■ Work to complete
Find every line in the records below that contains the word "Friday", and copy each such line.

■ Task data
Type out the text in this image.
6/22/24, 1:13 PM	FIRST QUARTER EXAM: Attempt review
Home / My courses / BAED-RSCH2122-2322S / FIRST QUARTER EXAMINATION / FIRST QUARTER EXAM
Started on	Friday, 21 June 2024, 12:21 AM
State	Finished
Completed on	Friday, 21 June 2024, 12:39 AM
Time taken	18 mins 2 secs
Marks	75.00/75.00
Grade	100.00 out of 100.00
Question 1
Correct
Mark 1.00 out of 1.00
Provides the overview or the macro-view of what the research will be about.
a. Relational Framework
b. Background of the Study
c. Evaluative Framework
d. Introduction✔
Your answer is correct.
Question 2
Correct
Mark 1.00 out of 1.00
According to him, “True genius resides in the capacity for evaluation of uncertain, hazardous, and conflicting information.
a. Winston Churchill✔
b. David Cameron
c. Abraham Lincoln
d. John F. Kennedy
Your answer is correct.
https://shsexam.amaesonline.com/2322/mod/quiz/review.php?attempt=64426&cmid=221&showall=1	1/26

■ Answer for this exercise
Started on	Friday, 21 June 2024, 12:21 AM
Completed on	Friday, 21 June 2024, 12:39 AM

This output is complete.